» **The input**
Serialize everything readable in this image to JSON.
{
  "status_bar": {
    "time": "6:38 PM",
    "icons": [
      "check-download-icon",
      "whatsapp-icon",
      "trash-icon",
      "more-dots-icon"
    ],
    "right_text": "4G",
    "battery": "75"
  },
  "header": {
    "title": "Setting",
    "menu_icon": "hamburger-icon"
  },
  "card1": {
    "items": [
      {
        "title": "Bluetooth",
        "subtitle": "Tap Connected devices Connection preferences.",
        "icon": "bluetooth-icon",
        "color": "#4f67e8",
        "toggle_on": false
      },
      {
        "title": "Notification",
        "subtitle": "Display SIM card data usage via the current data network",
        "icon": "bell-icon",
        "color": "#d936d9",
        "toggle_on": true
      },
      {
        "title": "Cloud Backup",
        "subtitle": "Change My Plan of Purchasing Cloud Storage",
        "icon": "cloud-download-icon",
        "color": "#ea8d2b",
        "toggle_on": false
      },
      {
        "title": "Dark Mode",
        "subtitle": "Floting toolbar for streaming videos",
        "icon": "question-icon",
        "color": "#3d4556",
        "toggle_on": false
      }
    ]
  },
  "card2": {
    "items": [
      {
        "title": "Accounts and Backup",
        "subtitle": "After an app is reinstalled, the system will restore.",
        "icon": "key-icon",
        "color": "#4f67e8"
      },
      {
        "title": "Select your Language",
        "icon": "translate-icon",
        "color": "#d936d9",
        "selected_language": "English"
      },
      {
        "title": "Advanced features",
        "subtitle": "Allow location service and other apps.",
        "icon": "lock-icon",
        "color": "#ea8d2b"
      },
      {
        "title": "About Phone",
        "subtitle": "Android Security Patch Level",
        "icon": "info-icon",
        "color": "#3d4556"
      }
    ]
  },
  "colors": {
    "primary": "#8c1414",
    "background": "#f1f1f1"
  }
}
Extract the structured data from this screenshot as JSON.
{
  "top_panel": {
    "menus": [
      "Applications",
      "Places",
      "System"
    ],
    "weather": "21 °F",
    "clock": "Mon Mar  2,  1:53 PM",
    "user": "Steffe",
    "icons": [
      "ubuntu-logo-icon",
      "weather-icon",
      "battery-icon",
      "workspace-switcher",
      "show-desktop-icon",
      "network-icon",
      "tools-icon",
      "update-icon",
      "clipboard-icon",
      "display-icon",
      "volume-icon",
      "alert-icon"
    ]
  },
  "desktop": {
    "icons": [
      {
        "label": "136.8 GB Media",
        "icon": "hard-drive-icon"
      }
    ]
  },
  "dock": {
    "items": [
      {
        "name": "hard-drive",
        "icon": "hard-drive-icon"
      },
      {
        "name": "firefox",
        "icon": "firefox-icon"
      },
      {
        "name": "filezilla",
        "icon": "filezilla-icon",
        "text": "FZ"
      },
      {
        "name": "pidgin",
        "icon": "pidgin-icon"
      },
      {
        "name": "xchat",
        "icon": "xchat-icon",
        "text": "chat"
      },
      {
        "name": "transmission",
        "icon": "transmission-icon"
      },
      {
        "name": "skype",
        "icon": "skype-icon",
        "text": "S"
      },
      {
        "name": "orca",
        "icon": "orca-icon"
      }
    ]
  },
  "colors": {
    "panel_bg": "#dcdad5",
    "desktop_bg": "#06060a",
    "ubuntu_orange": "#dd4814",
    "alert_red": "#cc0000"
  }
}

» **What is needed**
Please restate the whole listing word for word.

» **Finished exercise**
Serialize everything readable in this image to JSON.
{
  "status_bar": {
    "time": "6:38 PM",
    "icons": [
      "check-download-icon",
      "whatsapp-icon",
      "trash-icon",
      "more-dots-icon"
    ],
    "right_text": "4G",
    "battery": "75"
  },
  "header": {
    "title": "Setting",
    "menu_icon": "hamburger-icon"
  },
  "card1": {
    "items": [
      {
        "title": "Bluetooth",
        "subtitle": "Tap Connected devices Connection preferences.",
        "icon": "bluetooth-icon",
        "color": "#4f67e8",
        "toggle_on": false
      },
      {
        "title": "Notification",
        "subtitle": "Display SIM card data usage via the current data network",
        "icon": "bell-icon",
        "color": "#d936d9",
        "toggle_on": true
      },
      {
        "title": "Cloud Backup",
        "subtitle": "Change My Plan of Purchasing Cloud Storage",
        "icon": "cloud-download-icon",
        "color": "#ea8d2b",
        "toggle_on": false
      },
      {
        "title": "Dark Mode",
        "subtitle": "Floting toolbar for streaming videos",
        "icon": "question-icon",
        "color": "#3d4556",
        "toggle_on": false
      }
    ]
  },
  "card2": {
    "items": [
      {
        "title": "Accounts and Backup",
        "subtitle": "After an app is reinstalled, the system will restore.",
        "icon": "key-icon",
        "color": "#4f67e8"
      },
      {
        "title": "Select your Language",
        "icon": "translate-icon",
        "color": "#d936d9",
        "selected_language": "English"
      },
      {
        "title": "Advanced features",
        "subtitle": "Allow location service and other apps.",
        "icon": "lock-icon",
        "color": "#ea8d2b"
      },
      {
        "title": "About Phone",
        "subtitle": "Android Security Patch Level",
        "icon": "info-icon",
        "color": "#3d4556"
      }
    ]
  },
  "colors": {
    "primary": "#8c1414",
    "background": "#f1f1f1"
  }
}
Extract the structured data from this screenshot as JSON.
{
  "top_panel": {
    "menus": [
      "Applications",
      "Places",
      "System"
    ],
    "weather": "21 °F",
    "clock": "Mon Mar  2,  1:53 PM",
    "user": "Steffe",
    "icons": [
      "ubuntu-logo-icon",
      "weather-icon",
      "battery-icon",
      "workspace-switcher",
      "show-desktop-icon",
      "network-icon",
      "tools-icon",
      "update-icon",
      "clipboard-icon",
      "display-icon",
      "volume-icon",
      "alert-icon"
    ]
  },
  "desktop": {
    "icons": [
      {
        "label": "136.8 GB Media",
        "icon": "hard-drive-icon"
      }
    ]
  },
  "dock": {
    "items": [
      {
        "name": "hard-drive",
        "icon": "hard-drive-icon"
      },
      {
        "name": "firefox",
        "icon": "firefox-icon"
      },
      {
        "name": "filezilla",
        "icon": "filezilla-icon",
        "text": "FZ"
      },
      {
        "name": "pidgin",
        "icon": "pidgin-icon"
      },
      {
        "name": "xchat",
        "icon": "xchat-icon",
        "text": "chat"
      },
      {
        "name": "transmission",
        "icon": "transmission-icon"
      },
      {
        "name": "skype",
        "icon": "skype-icon",
        "text": "S"
      },
      {
        "name": "orca",
        "icon": "orca-icon"
      }
    ]
  },
  "colors": {
    "panel_bg": "#dcdad5",
    "desktop_bg": "#06060a",
    "ubuntu_orange": "#dd4814",
    "alert_red": "#cc0000"
  }
}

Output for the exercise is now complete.